— Start Data shown —

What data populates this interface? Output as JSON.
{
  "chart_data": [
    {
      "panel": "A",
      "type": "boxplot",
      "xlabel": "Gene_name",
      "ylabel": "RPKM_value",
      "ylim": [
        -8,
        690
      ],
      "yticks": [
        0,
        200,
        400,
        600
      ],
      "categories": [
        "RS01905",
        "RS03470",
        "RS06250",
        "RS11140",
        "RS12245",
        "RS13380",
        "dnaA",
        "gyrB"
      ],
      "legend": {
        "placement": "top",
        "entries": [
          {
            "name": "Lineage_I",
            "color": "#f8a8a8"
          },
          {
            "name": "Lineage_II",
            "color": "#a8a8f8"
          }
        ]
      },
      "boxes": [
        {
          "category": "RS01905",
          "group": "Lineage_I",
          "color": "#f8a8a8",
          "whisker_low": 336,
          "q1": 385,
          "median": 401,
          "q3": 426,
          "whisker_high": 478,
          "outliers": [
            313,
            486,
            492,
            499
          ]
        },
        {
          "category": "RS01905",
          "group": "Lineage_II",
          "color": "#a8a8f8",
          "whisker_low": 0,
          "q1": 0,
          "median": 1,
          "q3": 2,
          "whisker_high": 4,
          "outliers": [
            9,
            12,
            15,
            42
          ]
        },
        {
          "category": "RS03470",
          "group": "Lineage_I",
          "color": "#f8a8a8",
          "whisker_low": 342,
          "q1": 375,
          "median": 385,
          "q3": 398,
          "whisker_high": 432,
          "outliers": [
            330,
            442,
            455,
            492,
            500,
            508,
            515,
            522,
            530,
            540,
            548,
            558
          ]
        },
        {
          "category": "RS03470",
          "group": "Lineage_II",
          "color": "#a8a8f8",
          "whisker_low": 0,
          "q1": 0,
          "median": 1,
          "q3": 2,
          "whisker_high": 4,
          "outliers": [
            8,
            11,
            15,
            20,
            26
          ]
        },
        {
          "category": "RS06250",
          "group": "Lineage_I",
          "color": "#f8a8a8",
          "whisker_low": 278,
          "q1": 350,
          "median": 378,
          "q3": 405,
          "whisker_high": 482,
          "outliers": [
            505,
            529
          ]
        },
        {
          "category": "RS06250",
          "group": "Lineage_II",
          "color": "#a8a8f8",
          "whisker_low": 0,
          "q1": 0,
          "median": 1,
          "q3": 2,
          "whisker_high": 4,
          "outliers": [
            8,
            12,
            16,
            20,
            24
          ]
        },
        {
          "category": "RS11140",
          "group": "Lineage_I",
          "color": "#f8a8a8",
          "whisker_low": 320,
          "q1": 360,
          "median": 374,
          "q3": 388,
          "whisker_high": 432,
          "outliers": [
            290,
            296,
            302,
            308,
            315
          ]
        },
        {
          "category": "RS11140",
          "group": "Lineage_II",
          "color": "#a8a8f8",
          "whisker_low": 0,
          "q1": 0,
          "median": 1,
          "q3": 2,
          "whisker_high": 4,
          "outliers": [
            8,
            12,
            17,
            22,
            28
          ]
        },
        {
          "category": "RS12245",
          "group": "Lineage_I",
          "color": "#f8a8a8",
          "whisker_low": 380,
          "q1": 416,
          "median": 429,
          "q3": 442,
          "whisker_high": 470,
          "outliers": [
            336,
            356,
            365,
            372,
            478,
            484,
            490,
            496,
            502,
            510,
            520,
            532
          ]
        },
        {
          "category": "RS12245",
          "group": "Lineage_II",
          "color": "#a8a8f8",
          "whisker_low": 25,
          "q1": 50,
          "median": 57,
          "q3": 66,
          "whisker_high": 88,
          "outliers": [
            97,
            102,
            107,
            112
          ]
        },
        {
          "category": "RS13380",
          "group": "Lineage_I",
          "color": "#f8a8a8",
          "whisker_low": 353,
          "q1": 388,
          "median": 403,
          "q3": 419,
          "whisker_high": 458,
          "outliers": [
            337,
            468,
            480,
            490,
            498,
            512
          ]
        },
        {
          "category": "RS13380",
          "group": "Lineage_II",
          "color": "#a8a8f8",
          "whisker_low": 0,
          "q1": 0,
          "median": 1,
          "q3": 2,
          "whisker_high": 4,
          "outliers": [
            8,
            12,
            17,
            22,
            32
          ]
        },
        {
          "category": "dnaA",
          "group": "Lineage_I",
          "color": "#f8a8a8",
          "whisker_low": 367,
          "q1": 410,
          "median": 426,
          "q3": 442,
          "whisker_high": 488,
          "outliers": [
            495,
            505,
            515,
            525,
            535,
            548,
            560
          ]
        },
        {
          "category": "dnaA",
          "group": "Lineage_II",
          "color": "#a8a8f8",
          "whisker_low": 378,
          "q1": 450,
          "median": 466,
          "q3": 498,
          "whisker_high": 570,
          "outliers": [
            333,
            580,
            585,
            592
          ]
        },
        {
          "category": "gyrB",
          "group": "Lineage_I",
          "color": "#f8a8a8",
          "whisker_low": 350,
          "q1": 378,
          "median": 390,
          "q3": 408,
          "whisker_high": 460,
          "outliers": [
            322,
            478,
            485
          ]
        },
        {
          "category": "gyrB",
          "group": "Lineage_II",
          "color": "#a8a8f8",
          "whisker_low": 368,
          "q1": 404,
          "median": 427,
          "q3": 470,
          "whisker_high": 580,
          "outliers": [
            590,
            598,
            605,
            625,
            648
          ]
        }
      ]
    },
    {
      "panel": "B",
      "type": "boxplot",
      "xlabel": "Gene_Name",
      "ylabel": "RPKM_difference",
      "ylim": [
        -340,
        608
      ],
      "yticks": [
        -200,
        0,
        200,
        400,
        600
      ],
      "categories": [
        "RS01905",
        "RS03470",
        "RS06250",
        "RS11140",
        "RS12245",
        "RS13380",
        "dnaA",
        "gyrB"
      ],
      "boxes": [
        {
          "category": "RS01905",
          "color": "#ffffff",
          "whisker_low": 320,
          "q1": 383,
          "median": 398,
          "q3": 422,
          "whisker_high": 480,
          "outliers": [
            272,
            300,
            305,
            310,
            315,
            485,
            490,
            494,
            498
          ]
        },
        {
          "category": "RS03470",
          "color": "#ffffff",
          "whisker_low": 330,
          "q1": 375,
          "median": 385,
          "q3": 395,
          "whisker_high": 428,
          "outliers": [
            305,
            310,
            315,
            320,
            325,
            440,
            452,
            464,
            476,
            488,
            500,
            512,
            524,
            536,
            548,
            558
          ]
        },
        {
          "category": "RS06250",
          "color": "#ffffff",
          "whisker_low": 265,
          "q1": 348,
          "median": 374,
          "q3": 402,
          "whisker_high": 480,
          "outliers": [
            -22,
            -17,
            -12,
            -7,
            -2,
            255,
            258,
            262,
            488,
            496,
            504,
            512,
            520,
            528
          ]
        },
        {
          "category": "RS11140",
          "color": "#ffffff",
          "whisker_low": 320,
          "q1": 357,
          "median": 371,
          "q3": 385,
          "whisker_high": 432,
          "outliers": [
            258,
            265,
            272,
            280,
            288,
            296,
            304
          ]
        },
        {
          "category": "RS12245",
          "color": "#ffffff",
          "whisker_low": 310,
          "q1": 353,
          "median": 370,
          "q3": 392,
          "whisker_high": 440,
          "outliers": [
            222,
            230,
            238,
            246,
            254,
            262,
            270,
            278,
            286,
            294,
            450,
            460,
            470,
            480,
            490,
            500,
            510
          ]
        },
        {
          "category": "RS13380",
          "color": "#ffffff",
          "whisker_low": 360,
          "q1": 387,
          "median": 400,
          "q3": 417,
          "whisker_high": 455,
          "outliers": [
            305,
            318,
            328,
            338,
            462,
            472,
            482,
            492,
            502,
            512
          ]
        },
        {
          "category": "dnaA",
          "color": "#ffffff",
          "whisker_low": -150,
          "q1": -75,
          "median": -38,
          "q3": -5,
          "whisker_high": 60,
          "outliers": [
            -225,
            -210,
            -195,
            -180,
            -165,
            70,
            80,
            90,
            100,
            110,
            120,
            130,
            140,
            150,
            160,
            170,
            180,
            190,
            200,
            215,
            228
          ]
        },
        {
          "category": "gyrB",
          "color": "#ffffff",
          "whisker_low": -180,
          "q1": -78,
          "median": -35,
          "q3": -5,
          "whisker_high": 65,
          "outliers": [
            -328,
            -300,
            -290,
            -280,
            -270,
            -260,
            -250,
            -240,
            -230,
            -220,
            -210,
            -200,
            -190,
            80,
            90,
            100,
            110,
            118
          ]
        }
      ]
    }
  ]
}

— End Data shown —

Given request> Among the lines of the data, identify those with the word "ylabel". Copy each of them.

Task solution>
      "ylabel": "RPKM_value",
      "ylabel": "RPKM_difference",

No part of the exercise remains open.